Records from a collection:
:::::
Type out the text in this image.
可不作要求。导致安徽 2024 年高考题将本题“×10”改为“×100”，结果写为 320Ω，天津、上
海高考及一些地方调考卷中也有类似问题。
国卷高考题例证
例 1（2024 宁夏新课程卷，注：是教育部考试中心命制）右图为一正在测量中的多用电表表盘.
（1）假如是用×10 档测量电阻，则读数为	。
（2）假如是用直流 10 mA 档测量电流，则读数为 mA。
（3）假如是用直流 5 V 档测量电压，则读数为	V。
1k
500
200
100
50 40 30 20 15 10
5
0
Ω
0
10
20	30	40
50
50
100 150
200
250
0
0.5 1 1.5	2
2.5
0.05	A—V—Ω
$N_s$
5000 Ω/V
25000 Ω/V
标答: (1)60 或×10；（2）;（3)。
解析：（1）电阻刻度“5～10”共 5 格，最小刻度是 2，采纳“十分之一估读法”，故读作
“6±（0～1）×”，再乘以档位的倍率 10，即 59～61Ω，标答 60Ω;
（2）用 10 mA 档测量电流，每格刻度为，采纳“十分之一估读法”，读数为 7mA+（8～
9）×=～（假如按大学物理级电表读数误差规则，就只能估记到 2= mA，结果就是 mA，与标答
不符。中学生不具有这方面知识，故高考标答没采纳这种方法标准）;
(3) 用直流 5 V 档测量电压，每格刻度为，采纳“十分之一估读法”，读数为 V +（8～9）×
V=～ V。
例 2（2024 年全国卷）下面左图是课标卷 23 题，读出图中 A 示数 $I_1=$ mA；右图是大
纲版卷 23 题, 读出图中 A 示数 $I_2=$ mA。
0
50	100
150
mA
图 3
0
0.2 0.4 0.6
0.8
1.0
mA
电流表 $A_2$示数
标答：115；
:::::
Reproduce each line verbatim.

Output for this task:
Type out the text in this image.
可不作要求。导致安徽 2024 年高考题将本题“×10”改为“×100”，结果写为 320Ω，天津、上
海高考及一些地方调考卷中也有类似问题。
国卷高考题例证
例 1（2024 宁夏新课程卷，注：是教育部考试中心命制）右图为一正在测量中的多用电表表盘.
（1）假如是用×10 档测量电阻，则读数为	。
（2）假如是用直流 10 mA 档测量电流，则读数为 mA。
（3）假如是用直流 5 V 档测量电压，则读数为	V。
1k
500
200
100
50 40 30 20 15 10
5
0
Ω
0
10
20	30	40
50
50
100 150
200
250
0
0.5 1 1.5	2
2.5
0.05	A—V—Ω
$N_s$
5000 Ω/V
25000 Ω/V
标答: (1)60 或×10；（2）;（3)。
解析：（1）电阻刻度“5～10”共 5 格，最小刻度是 2，采纳“十分之一估读法”，故读作
“6±（0～1）×”，再乘以档位的倍率 10，即 59～61Ω，标答 60Ω;
（2）用 10 mA 档测量电流，每格刻度为，采纳“十分之一估读法”，读数为 7mA+（8～
9）×=～（假如按大学物理级电表读数误差规则，就只能估记到 2= mA，结果就是 mA，与标答
不符。中学生不具有这方面知识，故高考标答没采纳这种方法标准）;
(3) 用直流 5 V 档测量电压，每格刻度为，采纳“十分之一估读法”，读数为 V +（8～9）×
V=～ V。
例 2（2024 年全国卷）下面左图是课标卷 23 题，读出图中 A 示数 $I_1=$ mA；右图是大
纲版卷 23 题, 读出图中 A 示数 $I_2=$ mA。
0
50	100
150
mA
图 3
0
0.2 0.4 0.6
0.8
1.0
mA
电流表 $A_2$示数
标答：115；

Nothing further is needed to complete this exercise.